[JOB]:
Return the entries verbatim and drop every picture.

-- START SUPPLIED DATA --

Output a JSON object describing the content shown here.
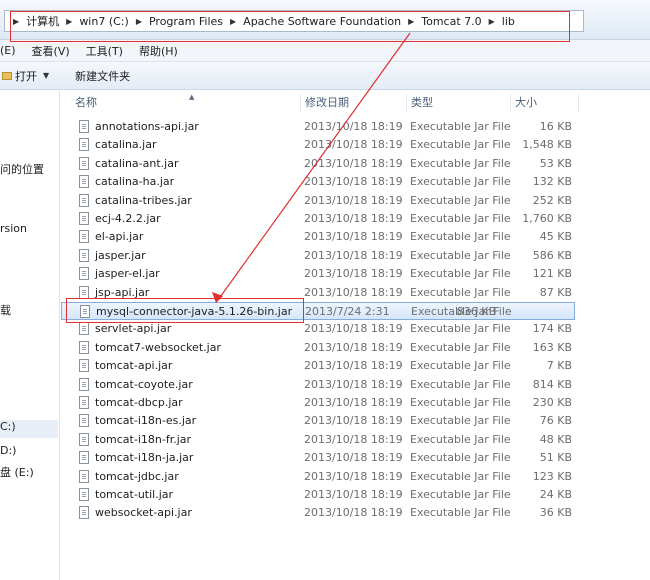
{
  "address_bar": {
    "crumbs": [
      "计算机",
      "win7 (C:)",
      "Program Files",
      "Apache Software Foundation",
      "Tomcat 7.0",
      "lib"
    ]
  },
  "menu": {
    "items": [
      "(E)",
      "查看(V)",
      "工具(T)",
      "帮助(H)"
    ]
  },
  "toolbar": {
    "open_label": "打开",
    "new_folder_label": "新建文件夹"
  },
  "nav_pane": {
    "items": [
      "问的位置",
      "rsion",
      "载",
      "C:)",
      "D:)",
      "盘 (E:)"
    ]
  },
  "columns": {
    "name": "名称",
    "date": "修改日期",
    "type": "类型",
    "size": "大小"
  },
  "files": [
    {
      "name": "annotations-api.jar",
      "date": "2013/10/18 18:19",
      "type": "Executable Jar File",
      "size": "16 KB"
    },
    {
      "name": "catalina.jar",
      "date": "2013/10/18 18:19",
      "type": "Executable Jar File",
      "size": "1,548 KB"
    },
    {
      "name": "catalina-ant.jar",
      "date": "2013/10/18 18:19",
      "type": "Executable Jar File",
      "size": "53 KB"
    },
    {
      "name": "catalina-ha.jar",
      "date": "2013/10/18 18:19",
      "type": "Executable Jar File",
      "size": "132 KB"
    },
    {
      "name": "catalina-tribes.jar",
      "date": "2013/10/18 18:19",
      "type": "Executable Jar File",
      "size": "252 KB"
    },
    {
      "name": "ecj-4.2.2.jar",
      "date": "2013/10/18 18:19",
      "type": "Executable Jar File",
      "size": "1,760 KB"
    },
    {
      "name": "el-api.jar",
      "date": "2013/10/18 18:19",
      "type": "Executable Jar File",
      "size": "45 KB"
    },
    {
      "name": "jasper.jar",
      "date": "2013/10/18 18:19",
      "type": "Executable Jar File",
      "size": "586 KB"
    },
    {
      "name": "jasper-el.jar",
      "date": "2013/10/18 18:19",
      "type": "Executable Jar File",
      "size": "121 KB"
    },
    {
      "name": "jsp-api.jar",
      "date": "2013/10/18 18:19",
      "type": "Executable Jar File",
      "size": "87 KB"
    },
    {
      "name": "mysql-connector-java-5.1.26-bin.jar",
      "date": "2013/7/24 2:31",
      "type": "Executable Jar File",
      "size": "836 KB"
    },
    {
      "name": "servlet-api.jar",
      "date": "2013/10/18 18:19",
      "type": "Executable Jar File",
      "size": "174 KB"
    },
    {
      "name": "tomcat7-websocket.jar",
      "date": "2013/10/18 18:19",
      "type": "Executable Jar File",
      "size": "163 KB"
    },
    {
      "name": "tomcat-api.jar",
      "date": "2013/10/18 18:19",
      "type": "Executable Jar File",
      "size": "7 KB"
    },
    {
      "name": "tomcat-coyote.jar",
      "date": "2013/10/18 18:19",
      "type": "Executable Jar File",
      "size": "814 KB"
    },
    {
      "name": "tomcat-dbcp.jar",
      "date": "2013/10/18 18:19",
      "type": "Executable Jar File",
      "size": "230 KB"
    },
    {
      "name": "tomcat-i18n-es.jar",
      "date": "2013/10/18 18:19",
      "type": "Executable Jar File",
      "size": "76 KB"
    },
    {
      "name": "tomcat-i18n-fr.jar",
      "date": "2013/10/18 18:19",
      "type": "Executable Jar File",
      "size": "48 KB"
    },
    {
      "name": "tomcat-i18n-ja.jar",
      "date": "2013/10/18 18:19",
      "type": "Executable Jar File",
      "size": "51 KB"
    },
    {
      "name": "tomcat-jdbc.jar",
      "date": "2013/10/18 18:19",
      "type": "Executable Jar File",
      "size": "123 KB"
    },
    {
      "name": "tomcat-util.jar",
      "date": "2013/10/18 18:19",
      "type": "Executable Jar File",
      "size": "24 KB"
    },
    {
      "name": "websocket-api.jar",
      "date": "2013/10/18 18:19",
      "type": "Executable Jar File",
      "size": "36 KB"
    }
  ],
  "selected_file_index": 10,
  "colors": {
    "annotation": "#e03030",
    "selection_border": "#84acdd"
  }
}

-- END SUPPLIED DATA --

[TASK ANSWER]:
Output a JSON object describing the content shown here.
{
  "address_bar": {
    "crumbs": [
      "计算机",
      "win7 (C:)",
      "Program Files",
      "Apache Software Foundation",
      "Tomcat 7.0",
      "lib"
    ]
  },
  "menu": {
    "items": [
      "(E)",
      "查看(V)",
      "工具(T)",
      "帮助(H)"
    ]
  },
  "toolbar": {
    "open_label": "打开",
    "new_folder_label": "新建文件夹"
  },
  "nav_pane": {
    "items": [
      "问的位置",
      "rsion",
      "载",
      "C:)",
      "D:)",
      "盘 (E:)"
    ]
  },
  "columns": {
    "name": "名称",
    "date": "修改日期",
    "type": "类型",
    "size": "大小"
  },
  "files": [
    {
      "name": "annotations-api.jar",
      "date": "2013/10/18 18:19",
      "type": "Executable Jar File",
      "size": "16 KB"
    },
    {
      "name": "catalina.jar",
      "date": "2013/10/18 18:19",
      "type": "Executable Jar File",
      "size": "1,548 KB"
    },
    {
      "name": "catalina-ant.jar",
      "date": "2013/10/18 18:19",
      "type": "Executable Jar File",
      "size": "53 KB"
    },
    {
      "name": "catalina-ha.jar",
      "date": "2013/10/18 18:19",
      "type": "Executable Jar File",
      "size": "132 KB"
    },
    {
      "name": "catalina-tribes.jar",
      "date": "2013/10/18 18:19",
      "type": "Executable Jar File",
      "size": "252 KB"
    },
    {
      "name": "ecj-4.2.2.jar",
      "date": "2013/10/18 18:19",
      "type": "Executable Jar File",
      "size": "1,760 KB"
    },
    {
      "name": "el-api.jar",
      "date": "2013/10/18 18:19",
      "type": "Executable Jar File",
      "size": "45 KB"
    },
    {
      "name": "jasper.jar",
      "date": "2013/10/18 18:19",
      "type": "Executable Jar File",
      "size": "586 KB"
    },
    {
      "name": "jasper-el.jar",
      "date": "2013/10/18 18:19",
      "type": "Executable Jar File",
      "size": "121 KB"
    },
    {
      "name": "jsp-api.jar",
      "date": "2013/10/18 18:19",
      "type": "Executable Jar File",
      "size": "87 KB"
    },
    {
      "name": "mysql-connector-java-5.1.26-bin.jar",
      "date": "2013/7/24 2:31",
      "type": "Executable Jar File",
      "size": "836 KB"
    },
    {
      "name": "servlet-api.jar",
      "date": "2013/10/18 18:19",
      "type": "Executable Jar File",
      "size": "174 KB"
    },
    {
      "name": "tomcat7-websocket.jar",
      "date": "2013/10/18 18:19",
      "type": "Executable Jar File",
      "size": "163 KB"
    },
    {
      "name": "tomcat-api.jar",
      "date": "2013/10/18 18:19",
      "type": "Executable Jar File",
      "size": "7 KB"
    },
    {
      "name": "tomcat-coyote.jar",
      "date": "2013/10/18 18:19",
      "type": "Executable Jar File",
      "size": "814 KB"
    },
    {
      "name": "tomcat-dbcp.jar",
      "date": "2013/10/18 18:19",
      "type": "Executable Jar File",
      "size": "230 KB"
    },
    {
      "name": "tomcat-i18n-es.jar",
      "date": "2013/10/18 18:19",
      "type": "Executable Jar File",
      "size": "76 KB"
    },
    {
      "name": "tomcat-i18n-fr.jar",
      "date": "2013/10/18 18:19",
      "type": "Executable Jar File",
      "size": "48 KB"
    },
    {
      "name": "tomcat-i18n-ja.jar",
      "date": "2013/10/18 18:19",
      "type": "Executable Jar File",
      "size": "51 KB"
    },
    {
      "name": "tomcat-jdbc.jar",
      "date": "2013/10/18 18:19",
      "type": "Executable Jar File",
      "size": "123 KB"
    },
    {
      "name": "tomcat-util.jar",
      "date": "2013/10/18 18:19",
      "type": "Executable Jar File",
      "size": "24 KB"
    },
    {
      "name": "websocket-api.jar",
      "date": "2013/10/18 18:19",
      "type": "Executable Jar File",
      "size": "36 KB"
    }
  ],
  "selected_file_index": 10,
  "colors": {
    "annotation": "#e03030",
    "selection_border": "#84acdd"
  }
}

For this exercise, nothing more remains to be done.